>> start

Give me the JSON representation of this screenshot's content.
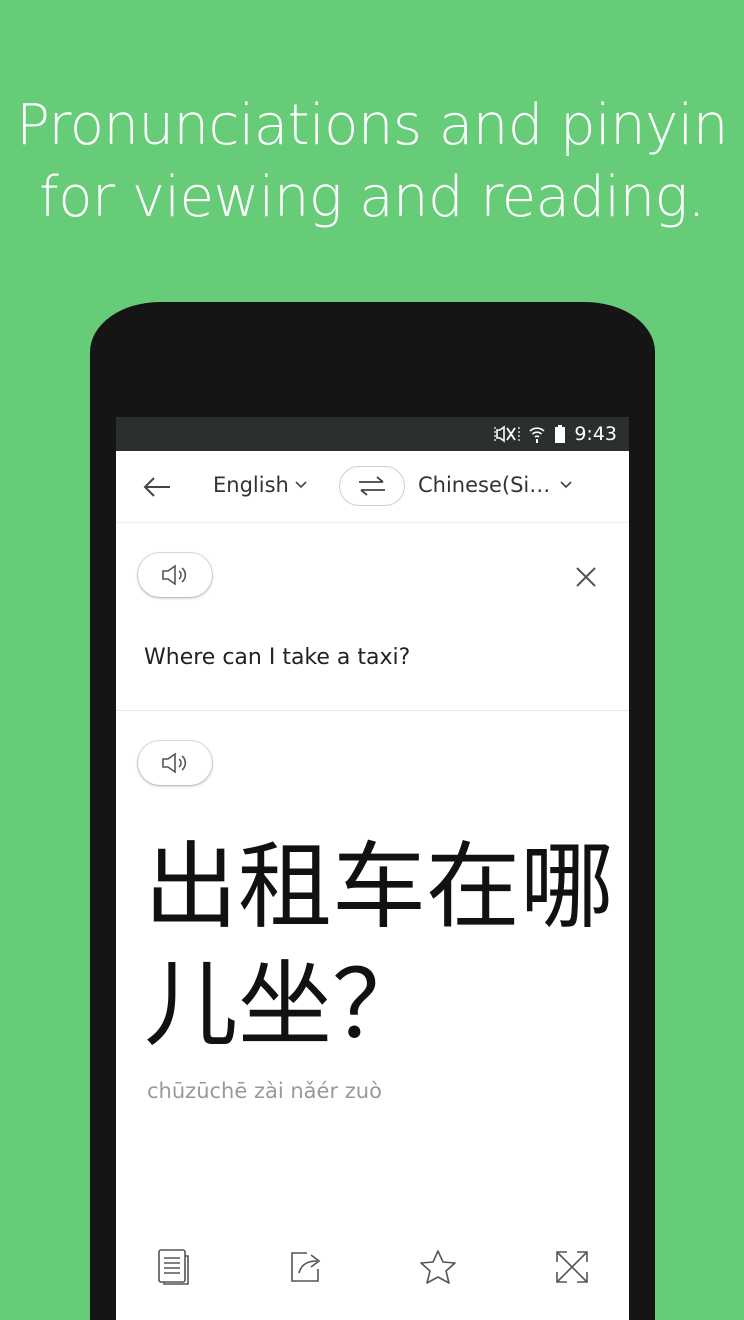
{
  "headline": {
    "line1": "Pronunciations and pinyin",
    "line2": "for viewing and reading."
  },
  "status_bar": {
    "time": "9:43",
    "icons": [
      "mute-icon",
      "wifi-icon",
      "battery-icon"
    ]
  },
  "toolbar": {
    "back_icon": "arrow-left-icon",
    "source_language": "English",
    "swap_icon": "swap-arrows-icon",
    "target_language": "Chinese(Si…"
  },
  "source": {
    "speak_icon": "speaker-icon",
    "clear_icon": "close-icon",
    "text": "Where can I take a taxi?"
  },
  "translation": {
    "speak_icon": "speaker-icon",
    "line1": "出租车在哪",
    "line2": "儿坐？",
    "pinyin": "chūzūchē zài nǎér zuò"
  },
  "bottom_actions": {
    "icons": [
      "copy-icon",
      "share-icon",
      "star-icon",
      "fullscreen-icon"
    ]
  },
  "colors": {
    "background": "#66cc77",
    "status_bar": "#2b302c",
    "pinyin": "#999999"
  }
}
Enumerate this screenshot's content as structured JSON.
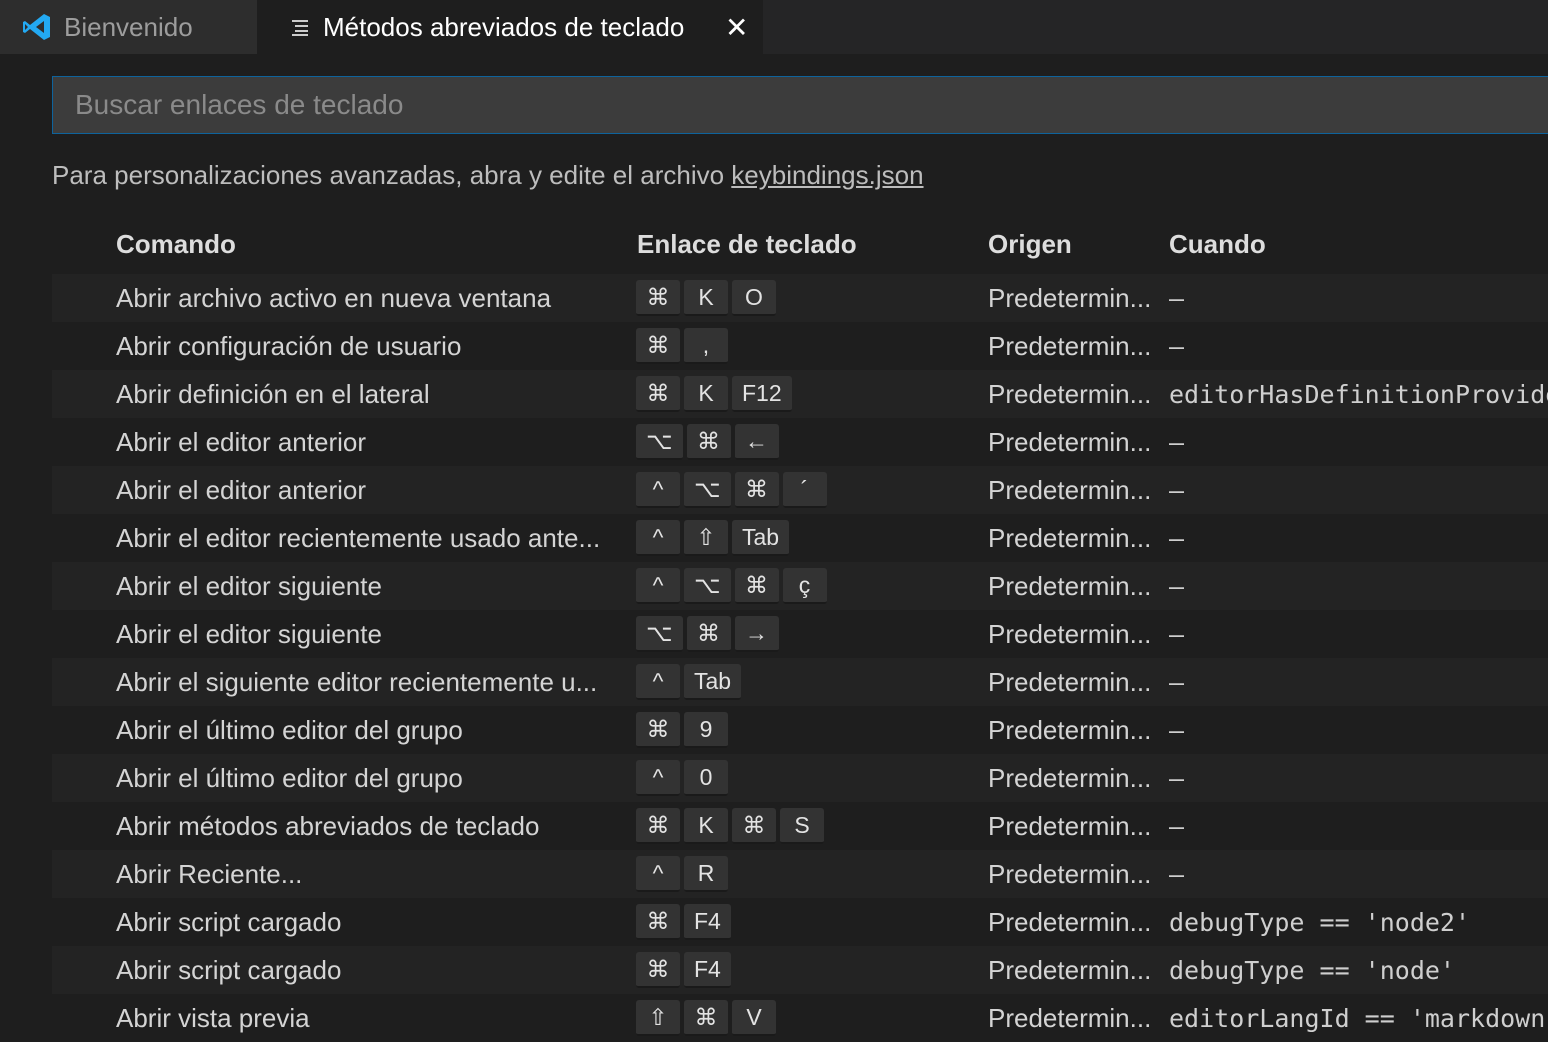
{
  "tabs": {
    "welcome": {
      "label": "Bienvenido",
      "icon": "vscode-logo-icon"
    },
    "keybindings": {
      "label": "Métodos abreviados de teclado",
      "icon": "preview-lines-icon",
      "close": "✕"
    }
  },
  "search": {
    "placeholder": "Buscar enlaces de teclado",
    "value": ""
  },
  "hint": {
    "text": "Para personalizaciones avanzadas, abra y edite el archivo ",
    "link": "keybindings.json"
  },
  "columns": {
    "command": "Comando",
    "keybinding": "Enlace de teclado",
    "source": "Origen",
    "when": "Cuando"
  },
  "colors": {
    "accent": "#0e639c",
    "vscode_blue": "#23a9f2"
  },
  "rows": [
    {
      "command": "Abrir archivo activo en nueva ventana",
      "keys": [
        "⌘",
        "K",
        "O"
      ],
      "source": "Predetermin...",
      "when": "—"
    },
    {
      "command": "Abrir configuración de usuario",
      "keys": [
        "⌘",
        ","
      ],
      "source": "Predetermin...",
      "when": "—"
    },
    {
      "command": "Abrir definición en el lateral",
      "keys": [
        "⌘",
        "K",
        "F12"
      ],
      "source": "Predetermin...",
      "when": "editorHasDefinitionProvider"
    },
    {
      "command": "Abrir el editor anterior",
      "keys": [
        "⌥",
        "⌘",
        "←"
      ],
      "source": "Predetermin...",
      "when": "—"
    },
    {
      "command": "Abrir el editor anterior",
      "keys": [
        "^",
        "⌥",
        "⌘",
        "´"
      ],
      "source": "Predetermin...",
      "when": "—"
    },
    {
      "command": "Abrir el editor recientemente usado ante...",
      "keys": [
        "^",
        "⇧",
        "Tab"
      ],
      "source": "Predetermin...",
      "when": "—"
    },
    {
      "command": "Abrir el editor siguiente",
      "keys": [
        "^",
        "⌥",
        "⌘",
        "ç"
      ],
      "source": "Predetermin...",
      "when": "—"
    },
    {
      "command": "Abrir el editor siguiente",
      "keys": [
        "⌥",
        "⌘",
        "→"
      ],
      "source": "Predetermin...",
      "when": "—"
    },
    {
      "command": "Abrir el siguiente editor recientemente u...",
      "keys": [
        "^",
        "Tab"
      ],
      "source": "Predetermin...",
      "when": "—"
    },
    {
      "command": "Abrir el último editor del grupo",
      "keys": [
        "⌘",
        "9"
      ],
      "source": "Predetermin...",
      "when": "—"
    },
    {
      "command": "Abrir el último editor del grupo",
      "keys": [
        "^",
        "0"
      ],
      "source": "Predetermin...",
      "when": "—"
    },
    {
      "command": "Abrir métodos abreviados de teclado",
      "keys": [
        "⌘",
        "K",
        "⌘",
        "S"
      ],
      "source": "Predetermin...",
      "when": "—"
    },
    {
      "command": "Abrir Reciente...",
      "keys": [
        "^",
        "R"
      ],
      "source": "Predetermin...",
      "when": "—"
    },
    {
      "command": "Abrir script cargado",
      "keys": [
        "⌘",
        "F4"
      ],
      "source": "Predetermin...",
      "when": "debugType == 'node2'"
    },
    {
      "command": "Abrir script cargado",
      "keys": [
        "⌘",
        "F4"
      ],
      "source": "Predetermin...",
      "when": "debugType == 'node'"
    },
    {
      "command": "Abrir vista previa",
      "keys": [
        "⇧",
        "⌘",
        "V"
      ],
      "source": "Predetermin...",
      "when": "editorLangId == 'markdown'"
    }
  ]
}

>> end
>> start

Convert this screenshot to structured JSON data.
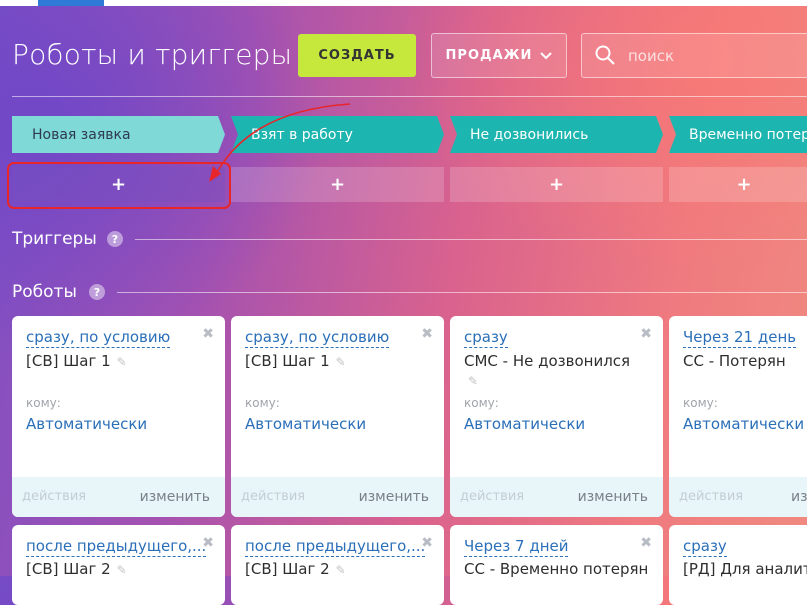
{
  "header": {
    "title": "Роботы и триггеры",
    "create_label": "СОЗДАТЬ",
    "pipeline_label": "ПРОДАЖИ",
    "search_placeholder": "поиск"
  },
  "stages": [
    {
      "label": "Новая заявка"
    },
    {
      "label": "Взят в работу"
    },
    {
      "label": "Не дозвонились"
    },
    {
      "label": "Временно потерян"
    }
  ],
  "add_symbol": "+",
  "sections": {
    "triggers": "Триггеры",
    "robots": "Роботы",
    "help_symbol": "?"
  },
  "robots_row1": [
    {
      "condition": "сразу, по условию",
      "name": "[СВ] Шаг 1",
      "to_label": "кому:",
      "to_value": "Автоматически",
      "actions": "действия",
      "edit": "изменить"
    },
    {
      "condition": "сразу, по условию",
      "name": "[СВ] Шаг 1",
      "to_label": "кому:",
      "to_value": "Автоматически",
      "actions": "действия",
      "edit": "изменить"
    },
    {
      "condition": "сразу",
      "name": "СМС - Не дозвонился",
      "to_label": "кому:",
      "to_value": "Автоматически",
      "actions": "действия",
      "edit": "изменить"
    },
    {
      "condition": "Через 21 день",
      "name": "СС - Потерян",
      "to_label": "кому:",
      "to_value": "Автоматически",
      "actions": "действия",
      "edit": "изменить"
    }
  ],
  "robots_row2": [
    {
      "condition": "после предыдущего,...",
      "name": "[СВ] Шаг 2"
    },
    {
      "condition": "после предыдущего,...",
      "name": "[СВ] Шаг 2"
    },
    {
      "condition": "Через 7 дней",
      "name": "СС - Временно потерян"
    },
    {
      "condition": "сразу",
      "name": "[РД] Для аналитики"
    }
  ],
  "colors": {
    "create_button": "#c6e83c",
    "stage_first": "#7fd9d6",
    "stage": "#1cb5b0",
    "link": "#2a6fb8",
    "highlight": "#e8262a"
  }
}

>> end

### What this task involves
Return solely the number of lines in the data that include the word "keybindings".

### Reply
2